=== SET EXERCISE ===
Show all lines from the data that include the word "name".

##### MATERIALS PROVIDED #####

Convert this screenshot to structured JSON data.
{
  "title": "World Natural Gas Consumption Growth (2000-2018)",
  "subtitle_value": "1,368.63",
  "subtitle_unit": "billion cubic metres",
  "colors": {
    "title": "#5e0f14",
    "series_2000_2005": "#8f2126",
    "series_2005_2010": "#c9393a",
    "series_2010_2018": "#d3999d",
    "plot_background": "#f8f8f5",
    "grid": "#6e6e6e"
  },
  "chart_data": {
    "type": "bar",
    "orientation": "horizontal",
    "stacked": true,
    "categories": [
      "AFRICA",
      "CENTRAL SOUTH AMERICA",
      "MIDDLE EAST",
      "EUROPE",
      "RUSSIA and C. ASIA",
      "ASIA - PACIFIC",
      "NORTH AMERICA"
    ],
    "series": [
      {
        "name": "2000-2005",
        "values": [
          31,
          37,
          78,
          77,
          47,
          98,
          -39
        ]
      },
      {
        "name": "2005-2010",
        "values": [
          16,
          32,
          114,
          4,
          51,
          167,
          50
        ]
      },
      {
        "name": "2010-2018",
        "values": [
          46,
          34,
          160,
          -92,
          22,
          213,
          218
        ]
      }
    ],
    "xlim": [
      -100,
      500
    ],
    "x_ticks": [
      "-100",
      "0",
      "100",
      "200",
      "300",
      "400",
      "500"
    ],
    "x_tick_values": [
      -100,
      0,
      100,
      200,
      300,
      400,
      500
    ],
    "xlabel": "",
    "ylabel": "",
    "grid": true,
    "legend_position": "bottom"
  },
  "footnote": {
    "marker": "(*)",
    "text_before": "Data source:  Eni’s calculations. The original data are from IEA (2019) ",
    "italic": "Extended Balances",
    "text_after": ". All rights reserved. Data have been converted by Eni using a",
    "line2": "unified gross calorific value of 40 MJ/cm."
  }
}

#####
##### MATERIALS PROVIDED #####

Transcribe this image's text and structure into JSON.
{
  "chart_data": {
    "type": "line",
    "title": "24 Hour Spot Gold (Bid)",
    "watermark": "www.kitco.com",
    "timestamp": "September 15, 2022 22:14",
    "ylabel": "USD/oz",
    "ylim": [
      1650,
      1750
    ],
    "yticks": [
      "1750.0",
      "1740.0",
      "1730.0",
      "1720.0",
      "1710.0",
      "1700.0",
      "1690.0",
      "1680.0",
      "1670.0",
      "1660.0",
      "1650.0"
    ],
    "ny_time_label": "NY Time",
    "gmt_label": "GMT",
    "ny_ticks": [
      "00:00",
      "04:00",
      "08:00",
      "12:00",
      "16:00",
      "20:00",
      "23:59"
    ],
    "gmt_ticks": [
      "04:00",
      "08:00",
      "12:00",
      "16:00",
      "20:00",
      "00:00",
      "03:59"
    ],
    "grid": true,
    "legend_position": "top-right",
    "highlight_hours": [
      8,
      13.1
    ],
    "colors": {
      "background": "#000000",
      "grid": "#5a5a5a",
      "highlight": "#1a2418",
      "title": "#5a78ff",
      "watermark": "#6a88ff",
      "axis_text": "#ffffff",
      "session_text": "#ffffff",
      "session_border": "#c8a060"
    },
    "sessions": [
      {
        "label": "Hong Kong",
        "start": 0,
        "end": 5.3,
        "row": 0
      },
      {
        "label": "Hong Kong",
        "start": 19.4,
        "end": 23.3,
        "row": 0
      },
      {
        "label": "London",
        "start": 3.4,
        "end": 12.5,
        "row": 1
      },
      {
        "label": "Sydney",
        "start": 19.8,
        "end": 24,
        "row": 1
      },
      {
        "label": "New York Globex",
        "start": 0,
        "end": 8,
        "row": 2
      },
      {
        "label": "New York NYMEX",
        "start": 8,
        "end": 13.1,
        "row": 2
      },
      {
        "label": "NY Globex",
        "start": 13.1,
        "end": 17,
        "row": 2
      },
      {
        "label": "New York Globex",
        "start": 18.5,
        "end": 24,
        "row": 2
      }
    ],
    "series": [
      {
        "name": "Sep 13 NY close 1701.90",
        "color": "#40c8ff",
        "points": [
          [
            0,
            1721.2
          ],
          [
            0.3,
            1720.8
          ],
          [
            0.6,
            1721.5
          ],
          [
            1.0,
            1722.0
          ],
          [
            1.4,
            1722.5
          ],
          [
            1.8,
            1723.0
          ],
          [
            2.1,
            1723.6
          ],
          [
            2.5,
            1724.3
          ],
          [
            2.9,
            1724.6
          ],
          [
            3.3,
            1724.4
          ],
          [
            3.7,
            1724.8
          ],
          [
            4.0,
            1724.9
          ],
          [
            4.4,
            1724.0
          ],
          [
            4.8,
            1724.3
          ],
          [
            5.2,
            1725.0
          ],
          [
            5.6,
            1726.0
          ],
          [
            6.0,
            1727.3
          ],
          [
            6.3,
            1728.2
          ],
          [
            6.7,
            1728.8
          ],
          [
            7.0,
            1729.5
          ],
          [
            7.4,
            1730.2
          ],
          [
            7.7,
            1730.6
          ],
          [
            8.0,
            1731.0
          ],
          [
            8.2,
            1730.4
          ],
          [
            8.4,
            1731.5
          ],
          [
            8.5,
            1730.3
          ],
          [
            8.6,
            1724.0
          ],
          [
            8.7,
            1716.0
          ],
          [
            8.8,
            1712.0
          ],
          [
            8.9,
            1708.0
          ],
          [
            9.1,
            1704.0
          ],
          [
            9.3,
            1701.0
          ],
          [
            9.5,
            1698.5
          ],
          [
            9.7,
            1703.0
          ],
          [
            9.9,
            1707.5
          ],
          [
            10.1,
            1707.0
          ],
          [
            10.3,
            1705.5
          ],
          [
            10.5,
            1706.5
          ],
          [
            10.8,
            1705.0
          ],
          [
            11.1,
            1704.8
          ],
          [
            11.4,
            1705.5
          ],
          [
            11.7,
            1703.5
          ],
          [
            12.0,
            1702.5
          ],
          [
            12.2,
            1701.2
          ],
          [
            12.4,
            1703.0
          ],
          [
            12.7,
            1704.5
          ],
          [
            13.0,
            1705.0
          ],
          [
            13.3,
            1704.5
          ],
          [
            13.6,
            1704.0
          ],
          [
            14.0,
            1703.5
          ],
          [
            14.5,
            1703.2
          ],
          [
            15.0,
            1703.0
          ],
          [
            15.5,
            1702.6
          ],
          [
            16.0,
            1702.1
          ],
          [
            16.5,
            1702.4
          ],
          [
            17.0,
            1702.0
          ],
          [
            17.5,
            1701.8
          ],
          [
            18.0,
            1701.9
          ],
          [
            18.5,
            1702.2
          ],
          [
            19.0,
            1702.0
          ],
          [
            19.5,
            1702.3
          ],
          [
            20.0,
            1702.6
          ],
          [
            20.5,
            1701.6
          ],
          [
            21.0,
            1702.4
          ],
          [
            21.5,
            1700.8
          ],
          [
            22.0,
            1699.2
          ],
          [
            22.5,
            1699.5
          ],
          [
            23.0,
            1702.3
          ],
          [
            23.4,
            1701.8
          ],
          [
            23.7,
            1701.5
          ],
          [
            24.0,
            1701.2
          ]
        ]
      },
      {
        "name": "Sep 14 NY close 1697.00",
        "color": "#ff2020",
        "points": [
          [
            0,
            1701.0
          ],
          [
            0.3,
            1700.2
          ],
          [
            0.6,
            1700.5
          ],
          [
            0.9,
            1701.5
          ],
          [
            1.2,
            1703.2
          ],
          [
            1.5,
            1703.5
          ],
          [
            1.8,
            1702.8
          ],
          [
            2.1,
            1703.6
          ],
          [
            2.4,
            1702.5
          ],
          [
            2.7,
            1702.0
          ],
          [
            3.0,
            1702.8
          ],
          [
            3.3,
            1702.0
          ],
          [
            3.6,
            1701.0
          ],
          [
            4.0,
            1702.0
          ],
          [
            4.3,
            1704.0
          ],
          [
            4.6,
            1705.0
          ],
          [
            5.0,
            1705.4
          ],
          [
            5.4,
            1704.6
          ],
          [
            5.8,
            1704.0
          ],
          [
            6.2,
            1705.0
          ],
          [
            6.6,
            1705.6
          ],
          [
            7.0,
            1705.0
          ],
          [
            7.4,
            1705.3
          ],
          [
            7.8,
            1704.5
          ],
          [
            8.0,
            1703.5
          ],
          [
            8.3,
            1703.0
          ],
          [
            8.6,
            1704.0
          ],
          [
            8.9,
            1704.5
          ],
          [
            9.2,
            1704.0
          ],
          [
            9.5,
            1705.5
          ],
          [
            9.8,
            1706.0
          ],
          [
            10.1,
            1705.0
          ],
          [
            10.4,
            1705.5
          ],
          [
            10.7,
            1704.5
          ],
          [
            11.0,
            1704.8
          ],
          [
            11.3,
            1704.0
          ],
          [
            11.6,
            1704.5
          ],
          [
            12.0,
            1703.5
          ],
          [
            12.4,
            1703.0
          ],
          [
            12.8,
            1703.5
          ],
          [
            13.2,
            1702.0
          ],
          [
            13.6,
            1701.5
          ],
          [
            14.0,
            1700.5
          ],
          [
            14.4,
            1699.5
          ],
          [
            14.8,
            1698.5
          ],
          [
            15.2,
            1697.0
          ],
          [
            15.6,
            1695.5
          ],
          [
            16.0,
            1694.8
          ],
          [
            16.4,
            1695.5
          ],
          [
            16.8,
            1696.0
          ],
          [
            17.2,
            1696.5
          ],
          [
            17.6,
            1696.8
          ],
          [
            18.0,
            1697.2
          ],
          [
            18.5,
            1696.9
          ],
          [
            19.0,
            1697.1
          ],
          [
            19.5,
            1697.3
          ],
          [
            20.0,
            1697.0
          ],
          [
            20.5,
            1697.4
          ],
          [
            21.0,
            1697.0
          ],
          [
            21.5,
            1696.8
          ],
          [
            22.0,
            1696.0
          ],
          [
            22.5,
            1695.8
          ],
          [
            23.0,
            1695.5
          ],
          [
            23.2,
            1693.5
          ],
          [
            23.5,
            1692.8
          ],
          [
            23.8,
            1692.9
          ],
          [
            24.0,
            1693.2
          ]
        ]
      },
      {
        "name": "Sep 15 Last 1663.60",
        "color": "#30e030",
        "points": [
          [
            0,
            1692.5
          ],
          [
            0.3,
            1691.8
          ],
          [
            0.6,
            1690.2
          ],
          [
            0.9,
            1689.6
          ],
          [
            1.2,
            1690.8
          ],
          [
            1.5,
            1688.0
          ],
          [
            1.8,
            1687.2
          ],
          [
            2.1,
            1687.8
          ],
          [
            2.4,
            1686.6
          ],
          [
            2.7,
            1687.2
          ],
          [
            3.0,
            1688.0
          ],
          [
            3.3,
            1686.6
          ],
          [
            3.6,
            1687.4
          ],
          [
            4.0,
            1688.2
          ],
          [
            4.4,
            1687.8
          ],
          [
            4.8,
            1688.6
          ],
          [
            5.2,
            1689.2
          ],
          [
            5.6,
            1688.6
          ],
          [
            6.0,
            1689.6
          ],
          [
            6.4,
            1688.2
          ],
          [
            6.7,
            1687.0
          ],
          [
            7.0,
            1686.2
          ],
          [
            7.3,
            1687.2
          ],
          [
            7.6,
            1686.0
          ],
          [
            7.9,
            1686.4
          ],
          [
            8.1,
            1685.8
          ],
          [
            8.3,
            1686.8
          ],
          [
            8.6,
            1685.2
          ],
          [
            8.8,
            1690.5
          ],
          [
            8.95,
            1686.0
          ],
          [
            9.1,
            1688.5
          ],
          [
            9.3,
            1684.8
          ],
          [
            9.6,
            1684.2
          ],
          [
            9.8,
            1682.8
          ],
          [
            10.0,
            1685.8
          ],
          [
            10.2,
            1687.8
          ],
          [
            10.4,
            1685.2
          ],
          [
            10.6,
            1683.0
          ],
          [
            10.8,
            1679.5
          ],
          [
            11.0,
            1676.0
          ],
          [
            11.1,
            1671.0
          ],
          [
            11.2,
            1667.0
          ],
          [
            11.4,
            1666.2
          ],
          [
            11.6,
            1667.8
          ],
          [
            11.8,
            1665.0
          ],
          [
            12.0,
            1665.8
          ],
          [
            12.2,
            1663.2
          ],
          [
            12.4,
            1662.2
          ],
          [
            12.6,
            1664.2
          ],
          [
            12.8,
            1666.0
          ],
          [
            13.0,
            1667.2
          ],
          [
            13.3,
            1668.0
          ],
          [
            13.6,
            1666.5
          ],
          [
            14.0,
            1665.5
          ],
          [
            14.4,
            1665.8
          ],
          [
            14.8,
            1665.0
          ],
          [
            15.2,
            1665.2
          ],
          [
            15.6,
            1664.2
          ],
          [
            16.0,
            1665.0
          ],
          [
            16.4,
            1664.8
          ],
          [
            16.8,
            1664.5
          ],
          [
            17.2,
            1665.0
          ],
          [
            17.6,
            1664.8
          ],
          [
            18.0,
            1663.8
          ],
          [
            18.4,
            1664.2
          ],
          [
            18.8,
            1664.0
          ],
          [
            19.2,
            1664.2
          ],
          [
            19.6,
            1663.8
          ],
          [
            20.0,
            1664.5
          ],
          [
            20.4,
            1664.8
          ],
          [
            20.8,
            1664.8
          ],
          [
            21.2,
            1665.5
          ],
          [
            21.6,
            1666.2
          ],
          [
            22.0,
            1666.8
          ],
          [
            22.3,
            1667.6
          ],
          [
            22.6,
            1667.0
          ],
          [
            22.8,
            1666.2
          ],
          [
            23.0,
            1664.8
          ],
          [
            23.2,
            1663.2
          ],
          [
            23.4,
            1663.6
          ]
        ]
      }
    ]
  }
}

#####

=== RESPONSE BELOW ===
        "name": "2000-2005",
        "name": "2005-2010",
        "name": "2010-2018",
        "name": "Sep 13 NY close 1701.90",
        "name": "Sep 14 NY close 1697.00",
        "name": "Sep 15 Last 1663.60",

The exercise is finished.